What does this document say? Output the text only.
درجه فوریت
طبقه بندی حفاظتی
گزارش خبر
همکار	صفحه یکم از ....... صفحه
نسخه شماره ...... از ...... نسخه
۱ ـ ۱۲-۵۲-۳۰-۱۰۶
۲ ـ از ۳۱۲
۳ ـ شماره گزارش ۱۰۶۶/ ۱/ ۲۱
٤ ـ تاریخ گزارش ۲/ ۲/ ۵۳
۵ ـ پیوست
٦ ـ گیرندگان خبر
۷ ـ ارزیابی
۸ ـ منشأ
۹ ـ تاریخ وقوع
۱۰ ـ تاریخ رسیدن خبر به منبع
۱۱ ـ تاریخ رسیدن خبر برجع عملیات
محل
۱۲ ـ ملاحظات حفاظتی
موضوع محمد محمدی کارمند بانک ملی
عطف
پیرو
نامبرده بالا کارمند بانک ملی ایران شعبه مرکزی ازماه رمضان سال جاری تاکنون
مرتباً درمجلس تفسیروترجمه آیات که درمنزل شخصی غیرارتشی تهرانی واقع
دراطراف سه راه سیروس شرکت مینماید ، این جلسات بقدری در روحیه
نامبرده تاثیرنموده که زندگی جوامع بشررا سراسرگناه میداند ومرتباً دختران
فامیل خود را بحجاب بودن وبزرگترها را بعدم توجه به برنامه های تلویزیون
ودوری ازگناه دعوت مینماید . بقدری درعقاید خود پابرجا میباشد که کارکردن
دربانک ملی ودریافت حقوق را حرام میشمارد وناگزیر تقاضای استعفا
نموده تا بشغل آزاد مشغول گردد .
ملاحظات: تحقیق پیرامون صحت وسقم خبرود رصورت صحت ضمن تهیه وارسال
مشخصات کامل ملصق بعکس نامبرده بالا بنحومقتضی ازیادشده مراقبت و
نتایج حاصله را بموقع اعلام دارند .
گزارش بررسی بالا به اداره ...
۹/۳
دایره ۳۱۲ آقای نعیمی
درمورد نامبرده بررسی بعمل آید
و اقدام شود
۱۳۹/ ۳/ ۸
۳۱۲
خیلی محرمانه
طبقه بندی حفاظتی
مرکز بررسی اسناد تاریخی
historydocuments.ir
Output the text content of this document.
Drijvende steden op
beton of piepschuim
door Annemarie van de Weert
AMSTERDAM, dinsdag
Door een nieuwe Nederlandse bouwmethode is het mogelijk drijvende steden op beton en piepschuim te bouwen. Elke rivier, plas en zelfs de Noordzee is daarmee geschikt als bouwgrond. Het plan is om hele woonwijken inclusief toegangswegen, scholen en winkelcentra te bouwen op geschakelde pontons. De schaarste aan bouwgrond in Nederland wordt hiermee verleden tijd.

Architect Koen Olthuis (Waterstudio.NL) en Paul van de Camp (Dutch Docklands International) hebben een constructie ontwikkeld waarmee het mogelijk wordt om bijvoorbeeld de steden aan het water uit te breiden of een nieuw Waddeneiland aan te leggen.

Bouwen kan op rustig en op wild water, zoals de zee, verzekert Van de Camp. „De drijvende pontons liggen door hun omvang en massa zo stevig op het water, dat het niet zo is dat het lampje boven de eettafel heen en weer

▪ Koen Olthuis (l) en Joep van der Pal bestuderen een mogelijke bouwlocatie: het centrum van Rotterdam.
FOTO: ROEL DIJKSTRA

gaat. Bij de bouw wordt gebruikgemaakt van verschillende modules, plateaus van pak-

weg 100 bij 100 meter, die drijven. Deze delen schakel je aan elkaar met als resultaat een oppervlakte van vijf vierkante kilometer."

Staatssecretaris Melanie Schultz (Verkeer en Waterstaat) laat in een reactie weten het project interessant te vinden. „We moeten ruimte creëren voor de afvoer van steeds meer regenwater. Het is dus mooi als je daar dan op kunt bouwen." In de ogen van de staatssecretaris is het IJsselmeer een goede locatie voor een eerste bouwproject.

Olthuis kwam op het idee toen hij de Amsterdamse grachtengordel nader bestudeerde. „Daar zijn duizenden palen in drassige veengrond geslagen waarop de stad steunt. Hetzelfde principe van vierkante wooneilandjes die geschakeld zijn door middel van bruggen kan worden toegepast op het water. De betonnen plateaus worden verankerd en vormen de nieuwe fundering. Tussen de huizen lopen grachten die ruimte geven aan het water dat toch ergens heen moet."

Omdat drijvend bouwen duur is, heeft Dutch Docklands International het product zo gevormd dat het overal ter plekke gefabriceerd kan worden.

DO THIS
Find the number of lines in which the word "pontons" occurs, and write nothing but that number.

WORKED ANSWER
2